> _What you have to do_
Write out all of the entries exactly, please.

· · · · · · ·

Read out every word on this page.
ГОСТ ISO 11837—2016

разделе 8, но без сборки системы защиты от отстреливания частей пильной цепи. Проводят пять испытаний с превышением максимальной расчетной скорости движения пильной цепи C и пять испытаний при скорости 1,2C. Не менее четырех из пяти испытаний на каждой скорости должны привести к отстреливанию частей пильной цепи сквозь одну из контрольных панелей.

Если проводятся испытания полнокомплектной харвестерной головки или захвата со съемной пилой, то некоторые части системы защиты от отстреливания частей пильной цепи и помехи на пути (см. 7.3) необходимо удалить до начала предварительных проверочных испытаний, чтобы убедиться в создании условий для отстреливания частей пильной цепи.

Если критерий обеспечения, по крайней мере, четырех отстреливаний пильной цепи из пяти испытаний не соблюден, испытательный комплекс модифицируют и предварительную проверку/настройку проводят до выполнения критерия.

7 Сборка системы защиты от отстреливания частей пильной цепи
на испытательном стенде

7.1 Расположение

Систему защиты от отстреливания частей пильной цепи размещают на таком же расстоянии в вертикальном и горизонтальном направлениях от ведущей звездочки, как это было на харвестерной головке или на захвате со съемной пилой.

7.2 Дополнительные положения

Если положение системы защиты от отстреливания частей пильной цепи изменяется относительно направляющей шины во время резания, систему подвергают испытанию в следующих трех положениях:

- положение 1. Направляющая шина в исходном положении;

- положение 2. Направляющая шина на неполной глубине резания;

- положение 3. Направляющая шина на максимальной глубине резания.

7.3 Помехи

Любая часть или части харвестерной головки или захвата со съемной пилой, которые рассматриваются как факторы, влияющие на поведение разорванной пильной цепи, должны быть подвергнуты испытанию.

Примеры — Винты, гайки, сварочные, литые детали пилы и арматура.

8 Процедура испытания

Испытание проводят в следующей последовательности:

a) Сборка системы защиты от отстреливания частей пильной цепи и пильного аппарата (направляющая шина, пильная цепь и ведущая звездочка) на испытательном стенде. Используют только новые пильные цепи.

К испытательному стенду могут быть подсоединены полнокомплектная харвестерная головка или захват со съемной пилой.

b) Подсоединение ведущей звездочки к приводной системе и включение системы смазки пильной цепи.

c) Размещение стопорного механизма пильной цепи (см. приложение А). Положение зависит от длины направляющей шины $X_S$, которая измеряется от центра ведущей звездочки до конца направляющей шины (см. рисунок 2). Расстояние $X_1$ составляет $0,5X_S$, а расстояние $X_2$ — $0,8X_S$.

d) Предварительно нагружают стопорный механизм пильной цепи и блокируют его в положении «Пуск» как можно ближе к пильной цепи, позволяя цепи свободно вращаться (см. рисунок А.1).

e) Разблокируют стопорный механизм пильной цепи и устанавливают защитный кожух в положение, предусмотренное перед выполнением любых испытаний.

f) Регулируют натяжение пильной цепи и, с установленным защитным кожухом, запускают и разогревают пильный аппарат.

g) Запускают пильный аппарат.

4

· · · · · · ·

> _Complete response_
Read out every word on this page.
ГОСТ ISO 11837—2016

разделе 8, но без сборки системы защиты от отстреливания частей пильной цепи. Проводят пять испытаний с превышением максимальной расчетной скорости движения пильной цепи C и пять испытаний при скорости 1,2C. Не менее четырех из пяти испытаний на каждой скорости должны привести к отстреливанию частей пильной цепи сквозь одну из контрольных панелей.

Если проводятся испытания полнокомплектной харвестерной головки или захвата со съемной пилой, то некоторые части системы защиты от отстреливания частей пильной цепи и помехи на пути (см. 7.3) необходимо удалить до начала предварительных проверочных испытаний, чтобы убедиться в создании условий для отстреливания частей пильной цепи.

Если критерий обеспечения, по крайней мере, четырех отстреливаний пильной цепи из пяти испытаний не соблюден, испытательный комплекс модифицируют и предварительную проверку/настройку проводят до выполнения критерия.

7 Сборка системы защиты от отстреливания частей пильной цепи
на испытательном стенде

7.1 Расположение

Систему защиты от отстреливания частей пильной цепи размещают на таком же расстоянии в вертикальном и горизонтальном направлениях от ведущей звездочки, как это было на харвестерной головке или на захвате со съемной пилой.

7.2 Дополнительные положения

Если положение системы защиты от отстреливания частей пильной цепи изменяется относительно направляющей шины во время резания, систему подвергают испытанию в следующих трех положениях:

- положение 1. Направляющая шина в исходном положении;

- положение 2. Направляющая шина на неполной глубине резания;

- положение 3. Направляющая шина на максимальной глубине резания.

7.3 Помехи

Любая часть или части харвестерной головки или захвата со съемной пилой, которые рассматриваются как факторы, влияющие на поведение разорванной пильной цепи, должны быть подвергнуты испытанию.

Примеры — Винты, гайки, сварочные, литые детали пилы и арматура.

8 Процедура испытания

Испытание проводят в следующей последовательности:

a) Сборка системы защиты от отстреливания частей пильной цепи и пильного аппарата (направляющая шина, пильная цепь и ведущая звездочка) на испытательном стенде. Используют только новые пильные цепи.

К испытательному стенду могут быть подсоединены полнокомплектная харвестерная головка или захват со съемной пилой.

b) Подсоединение ведущей звездочки к приводной системе и включение системы смазки пильной цепи.

c) Размещение стопорного механизма пильной цепи (см. приложение А). Положение зависит от длины направляющей шины $X_S$, которая измеряется от центра ведущей звездочки до конца направляющей шины (см. рисунок 2). Расстояние $X_1$ составляет $0,5X_S$, а расстояние $X_2$ — $0,8X_S$.

d) Предварительно нагружают стопорный механизм пильной цепи и блокируют его в положении «Пуск» как можно ближе к пильной цепи, позволяя цепи свободно вращаться (см. рисунок А.1).

e) Разблокируют стопорный механизм пильной цепи и устанавливают защитный кожух в положение, предусмотренное перед выполнением любых испытаний.

f) Регулируют натяжение пильной цепи и, с установленным защитным кожухом, запускают и разогревают пильный аппарат.

g) Запускают пильный аппарат.

4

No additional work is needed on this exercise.